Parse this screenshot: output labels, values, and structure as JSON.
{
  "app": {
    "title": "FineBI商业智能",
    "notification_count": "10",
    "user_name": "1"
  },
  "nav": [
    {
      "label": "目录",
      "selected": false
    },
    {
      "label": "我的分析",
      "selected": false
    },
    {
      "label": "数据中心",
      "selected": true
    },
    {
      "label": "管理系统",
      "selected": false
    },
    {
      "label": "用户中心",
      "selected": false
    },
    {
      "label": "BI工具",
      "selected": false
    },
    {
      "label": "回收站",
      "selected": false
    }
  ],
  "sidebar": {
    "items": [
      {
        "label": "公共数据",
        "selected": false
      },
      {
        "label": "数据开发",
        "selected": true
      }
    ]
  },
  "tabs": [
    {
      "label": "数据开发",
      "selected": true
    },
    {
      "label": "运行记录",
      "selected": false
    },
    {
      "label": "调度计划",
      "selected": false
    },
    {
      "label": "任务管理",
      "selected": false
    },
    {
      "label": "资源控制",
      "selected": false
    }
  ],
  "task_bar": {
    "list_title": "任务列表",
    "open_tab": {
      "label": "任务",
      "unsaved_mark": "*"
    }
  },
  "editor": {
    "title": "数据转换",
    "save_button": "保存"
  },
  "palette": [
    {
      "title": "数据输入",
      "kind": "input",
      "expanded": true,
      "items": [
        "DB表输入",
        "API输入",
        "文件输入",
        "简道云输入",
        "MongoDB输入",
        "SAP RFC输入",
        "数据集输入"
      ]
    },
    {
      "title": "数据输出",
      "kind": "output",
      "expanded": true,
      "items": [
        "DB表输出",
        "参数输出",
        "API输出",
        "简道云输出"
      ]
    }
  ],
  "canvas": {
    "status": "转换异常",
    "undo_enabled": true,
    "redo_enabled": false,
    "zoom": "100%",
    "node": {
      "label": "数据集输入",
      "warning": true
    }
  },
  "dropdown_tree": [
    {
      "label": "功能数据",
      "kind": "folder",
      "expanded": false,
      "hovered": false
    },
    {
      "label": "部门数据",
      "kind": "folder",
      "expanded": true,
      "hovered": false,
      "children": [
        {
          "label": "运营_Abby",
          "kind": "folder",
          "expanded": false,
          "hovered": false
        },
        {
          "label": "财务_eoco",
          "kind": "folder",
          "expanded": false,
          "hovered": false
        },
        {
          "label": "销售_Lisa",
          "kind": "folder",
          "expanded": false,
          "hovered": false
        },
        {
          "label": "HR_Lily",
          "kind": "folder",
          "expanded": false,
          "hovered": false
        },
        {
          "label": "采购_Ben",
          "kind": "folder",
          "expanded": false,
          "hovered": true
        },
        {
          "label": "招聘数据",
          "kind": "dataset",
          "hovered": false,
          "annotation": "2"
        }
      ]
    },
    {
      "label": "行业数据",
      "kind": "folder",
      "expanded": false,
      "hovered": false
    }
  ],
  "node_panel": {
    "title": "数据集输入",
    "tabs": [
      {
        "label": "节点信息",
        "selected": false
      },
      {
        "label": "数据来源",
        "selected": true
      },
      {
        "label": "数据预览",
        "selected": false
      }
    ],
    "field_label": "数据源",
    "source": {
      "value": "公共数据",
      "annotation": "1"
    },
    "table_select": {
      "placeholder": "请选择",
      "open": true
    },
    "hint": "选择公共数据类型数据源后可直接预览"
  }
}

TASK PROMPT:
Output all of the data again, exactly.

SOLVED PROBLEM:
Parse this screenshot: output labels, values, and structure as JSON.
{
  "app": {
    "title": "FineBI商业智能",
    "notification_count": "10",
    "user_name": "1"
  },
  "nav": [
    {
      "label": "目录",
      "selected": false
    },
    {
      "label": "我的分析",
      "selected": false
    },
    {
      "label": "数据中心",
      "selected": true
    },
    {
      "label": "管理系统",
      "selected": false
    },
    {
      "label": "用户中心",
      "selected": false
    },
    {
      "label": "BI工具",
      "selected": false
    },
    {
      "label": "回收站",
      "selected": false
    }
  ],
  "sidebar": {
    "items": [
      {
        "label": "公共数据",
        "selected": false
      },
      {
        "label": "数据开发",
        "selected": true
      }
    ]
  },
  "tabs": [
    {
      "label": "数据开发",
      "selected": true
    },
    {
      "label": "运行记录",
      "selected": false
    },
    {
      "label": "调度计划",
      "selected": false
    },
    {
      "label": "任务管理",
      "selected": false
    },
    {
      "label": "资源控制",
      "selected": false
    }
  ],
  "task_bar": {
    "list_title": "任务列表",
    "open_tab": {
      "label": "任务",
      "unsaved_mark": "*"
    }
  },
  "editor": {
    "title": "数据转换",
    "save_button": "保存"
  },
  "palette": [
    {
      "title": "数据输入",
      "kind": "input",
      "expanded": true,
      "items": [
        "DB表输入",
        "API输入",
        "文件输入",
        "简道云输入",
        "MongoDB输入",
        "SAP RFC输入",
        "数据集输入"
      ]
    },
    {
      "title": "数据输出",
      "kind": "output",
      "expanded": true,
      "items": [
        "DB表输出",
        "参数输出",
        "API输出",
        "简道云输出"
      ]
    }
  ],
  "canvas": {
    "status": "转换异常",
    "undo_enabled": true,
    "redo_enabled": false,
    "zoom": "100%",
    "node": {
      "label": "数据集输入",
      "warning": true
    }
  },
  "dropdown_tree": [
    {
      "label": "功能数据",
      "kind": "folder",
      "expanded": false,
      "hovered": false
    },
    {
      "label": "部门数据",
      "kind": "folder",
      "expanded": true,
      "hovered": false,
      "children": [
        {
          "label": "运营_Abby",
          "kind": "folder",
          "expanded": false,
          "hovered": false
        },
        {
          "label": "财务_eoco",
          "kind": "folder",
          "expanded": false,
          "hovered": false
        },
        {
          "label": "销售_Lisa",
          "kind": "folder",
          "expanded": false,
          "hovered": false
        },
        {
          "label": "HR_Lily",
          "kind": "folder",
          "expanded": false,
          "hovered": false
        },
        {
          "label": "采购_Ben",
          "kind": "folder",
          "expanded": false,
          "hovered": true
        },
        {
          "label": "招聘数据",
          "kind": "dataset",
          "hovered": false,
          "annotation": "2"
        }
      ]
    },
    {
      "label": "行业数据",
      "kind": "folder",
      "expanded": false,
      "hovered": false
    }
  ],
  "node_panel": {
    "title": "数据集输入",
    "tabs": [
      {
        "label": "节点信息",
        "selected": false
      },
      {
        "label": "数据来源",
        "selected": true
      },
      {
        "label": "数据预览",
        "selected": false
      }
    ],
    "field_label": "数据源",
    "source": {
      "value": "公共数据",
      "annotation": "1"
    },
    "table_select": {
      "placeholder": "请选择",
      "open": true
    },
    "hint": "选择公共数据类型数据源后可直接预览"
  }
}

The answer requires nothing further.